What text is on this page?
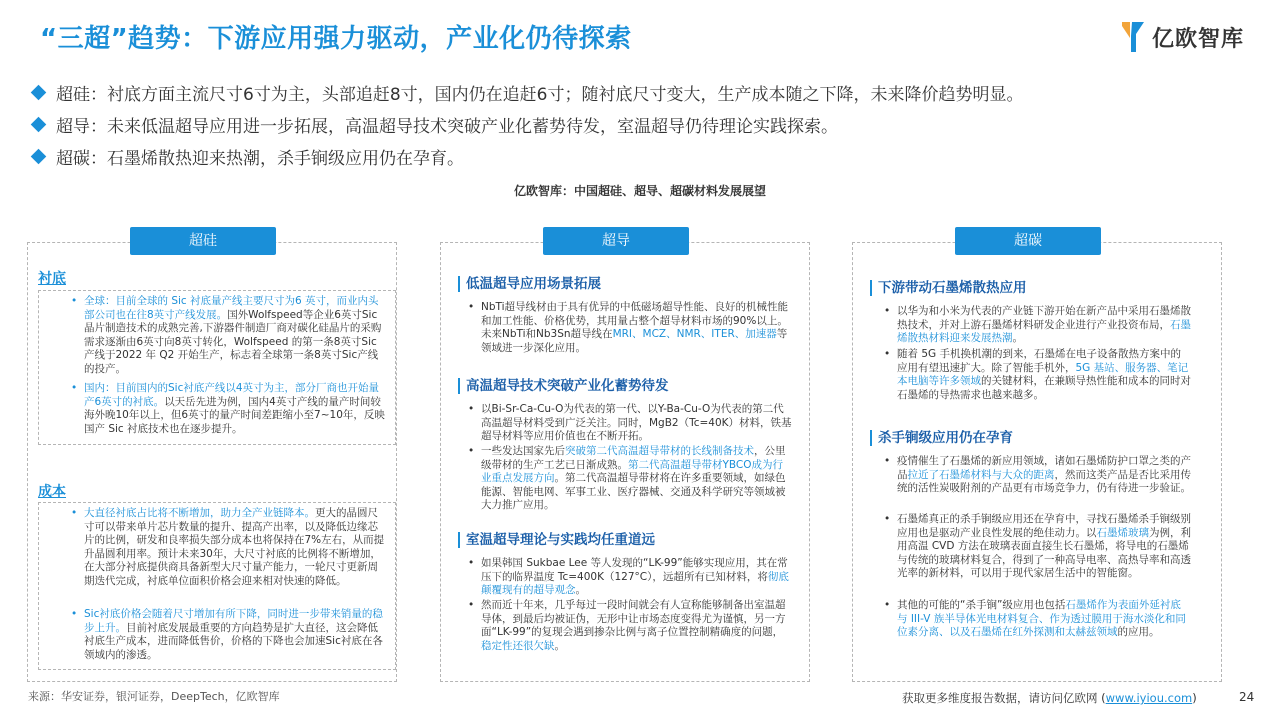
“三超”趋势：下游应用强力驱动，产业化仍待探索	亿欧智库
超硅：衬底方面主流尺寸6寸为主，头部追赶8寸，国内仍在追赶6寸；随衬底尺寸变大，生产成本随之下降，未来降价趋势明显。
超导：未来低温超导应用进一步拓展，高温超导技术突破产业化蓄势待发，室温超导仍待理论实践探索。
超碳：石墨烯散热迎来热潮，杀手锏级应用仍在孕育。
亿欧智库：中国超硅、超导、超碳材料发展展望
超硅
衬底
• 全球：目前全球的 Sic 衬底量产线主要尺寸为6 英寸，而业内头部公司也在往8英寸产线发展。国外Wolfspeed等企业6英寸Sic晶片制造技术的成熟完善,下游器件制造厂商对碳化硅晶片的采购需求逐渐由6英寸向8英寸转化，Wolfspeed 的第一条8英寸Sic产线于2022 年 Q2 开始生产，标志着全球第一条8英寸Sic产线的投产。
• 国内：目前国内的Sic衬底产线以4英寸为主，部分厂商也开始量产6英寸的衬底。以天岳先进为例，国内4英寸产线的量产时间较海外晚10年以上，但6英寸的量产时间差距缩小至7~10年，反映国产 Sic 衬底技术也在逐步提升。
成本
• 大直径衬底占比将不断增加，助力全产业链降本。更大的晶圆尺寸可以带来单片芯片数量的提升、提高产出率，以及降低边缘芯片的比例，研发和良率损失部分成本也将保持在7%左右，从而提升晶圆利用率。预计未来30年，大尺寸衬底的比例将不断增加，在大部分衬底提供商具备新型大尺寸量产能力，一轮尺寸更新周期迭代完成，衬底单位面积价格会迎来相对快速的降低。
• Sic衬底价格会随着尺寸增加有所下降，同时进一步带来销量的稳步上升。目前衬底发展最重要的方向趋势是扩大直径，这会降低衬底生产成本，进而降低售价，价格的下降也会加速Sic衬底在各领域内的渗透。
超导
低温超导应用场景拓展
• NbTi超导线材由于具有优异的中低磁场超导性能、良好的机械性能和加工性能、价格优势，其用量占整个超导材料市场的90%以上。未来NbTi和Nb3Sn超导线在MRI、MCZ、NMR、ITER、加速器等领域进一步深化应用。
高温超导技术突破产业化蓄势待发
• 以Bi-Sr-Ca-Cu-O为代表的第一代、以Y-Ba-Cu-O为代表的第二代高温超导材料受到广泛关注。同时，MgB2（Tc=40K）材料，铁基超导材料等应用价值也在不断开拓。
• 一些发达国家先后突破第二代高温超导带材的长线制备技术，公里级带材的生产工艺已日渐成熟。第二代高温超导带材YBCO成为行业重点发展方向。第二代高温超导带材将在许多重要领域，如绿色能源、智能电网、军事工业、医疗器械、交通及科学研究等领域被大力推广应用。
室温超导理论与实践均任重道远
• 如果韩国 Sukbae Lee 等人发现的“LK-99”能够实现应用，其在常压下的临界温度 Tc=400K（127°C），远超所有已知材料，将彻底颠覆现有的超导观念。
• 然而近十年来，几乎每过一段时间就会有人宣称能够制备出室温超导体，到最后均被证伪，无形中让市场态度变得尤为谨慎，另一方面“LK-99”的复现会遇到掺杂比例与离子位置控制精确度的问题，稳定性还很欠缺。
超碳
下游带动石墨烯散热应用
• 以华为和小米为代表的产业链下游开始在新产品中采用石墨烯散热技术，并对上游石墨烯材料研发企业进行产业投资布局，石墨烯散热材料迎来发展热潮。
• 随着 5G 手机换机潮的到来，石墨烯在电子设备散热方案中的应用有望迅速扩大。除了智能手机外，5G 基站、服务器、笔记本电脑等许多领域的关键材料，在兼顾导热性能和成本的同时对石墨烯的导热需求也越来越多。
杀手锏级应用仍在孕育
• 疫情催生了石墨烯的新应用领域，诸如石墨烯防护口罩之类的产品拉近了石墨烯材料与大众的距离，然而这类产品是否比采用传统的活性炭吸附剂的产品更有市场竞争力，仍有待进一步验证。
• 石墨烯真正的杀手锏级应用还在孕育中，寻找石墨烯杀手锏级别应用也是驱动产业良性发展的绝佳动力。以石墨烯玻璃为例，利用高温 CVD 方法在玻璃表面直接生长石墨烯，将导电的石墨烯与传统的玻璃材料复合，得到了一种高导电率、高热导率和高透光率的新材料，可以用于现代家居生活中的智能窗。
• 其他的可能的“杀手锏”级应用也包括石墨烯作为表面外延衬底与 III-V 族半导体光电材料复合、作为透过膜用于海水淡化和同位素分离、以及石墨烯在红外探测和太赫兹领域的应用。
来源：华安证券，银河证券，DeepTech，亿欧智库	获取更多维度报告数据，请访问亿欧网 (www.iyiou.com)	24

....................

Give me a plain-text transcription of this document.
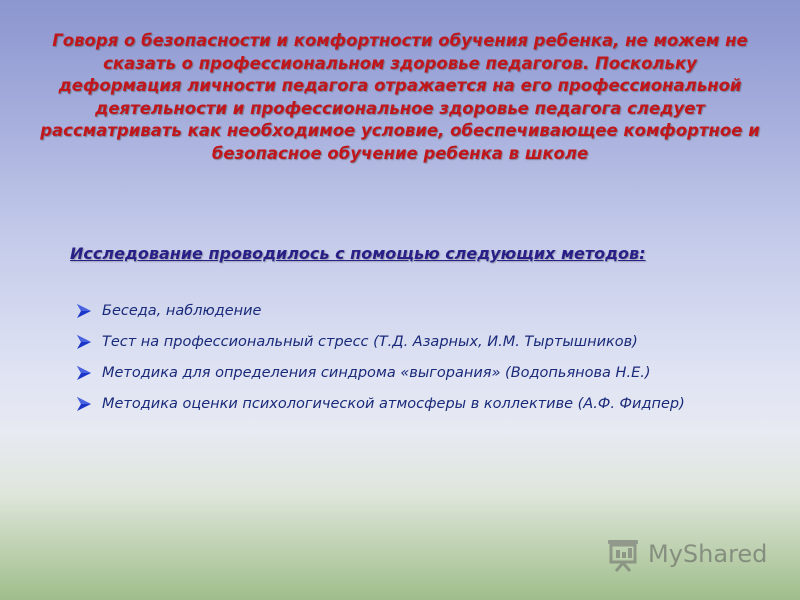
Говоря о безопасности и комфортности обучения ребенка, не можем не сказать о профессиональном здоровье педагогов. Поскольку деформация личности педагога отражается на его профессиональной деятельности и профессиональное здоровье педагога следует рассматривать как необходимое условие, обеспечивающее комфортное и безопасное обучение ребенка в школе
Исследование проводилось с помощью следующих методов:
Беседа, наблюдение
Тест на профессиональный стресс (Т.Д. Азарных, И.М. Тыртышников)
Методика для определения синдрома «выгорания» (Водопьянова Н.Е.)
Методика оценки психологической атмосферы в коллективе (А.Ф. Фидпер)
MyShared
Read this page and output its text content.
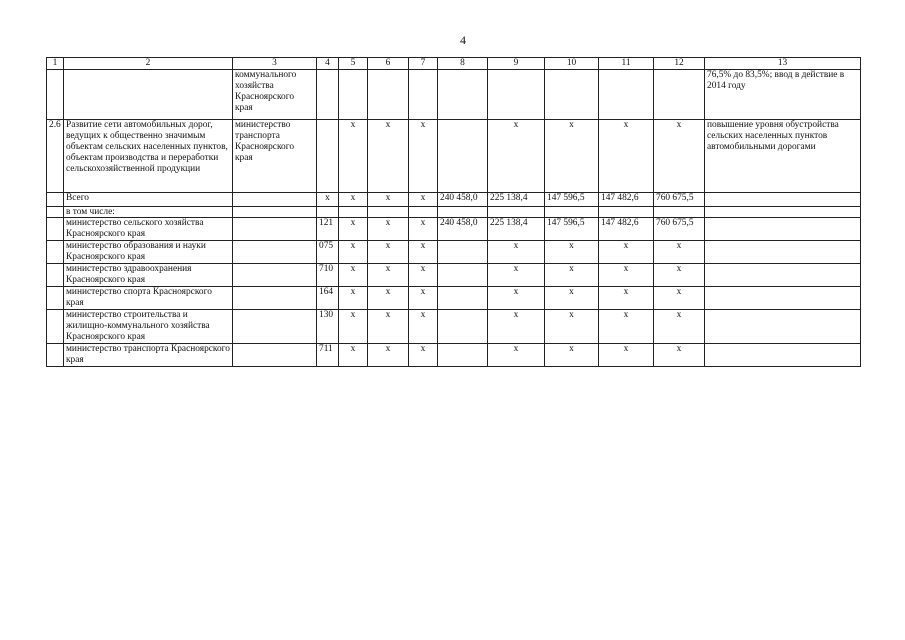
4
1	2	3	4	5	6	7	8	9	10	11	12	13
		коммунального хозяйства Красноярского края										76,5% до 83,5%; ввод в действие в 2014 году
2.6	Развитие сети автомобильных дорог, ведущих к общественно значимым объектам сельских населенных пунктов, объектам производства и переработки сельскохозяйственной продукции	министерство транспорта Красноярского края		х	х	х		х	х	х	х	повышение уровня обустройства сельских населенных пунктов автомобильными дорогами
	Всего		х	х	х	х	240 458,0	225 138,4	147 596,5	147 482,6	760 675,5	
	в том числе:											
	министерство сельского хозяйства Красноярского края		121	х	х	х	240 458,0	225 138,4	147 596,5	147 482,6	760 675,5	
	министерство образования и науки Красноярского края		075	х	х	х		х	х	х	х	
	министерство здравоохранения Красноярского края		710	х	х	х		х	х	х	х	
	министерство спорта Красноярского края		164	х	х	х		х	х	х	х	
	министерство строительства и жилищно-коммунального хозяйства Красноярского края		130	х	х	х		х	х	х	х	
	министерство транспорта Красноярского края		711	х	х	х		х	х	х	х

....................

STATED TASK: Each line in the data that holds the string "text" should be found and copied.

EXPECTED OUTPUT:
What text is on this page?
Give me a plain-text transcription of this document.
Read this page and output its text content.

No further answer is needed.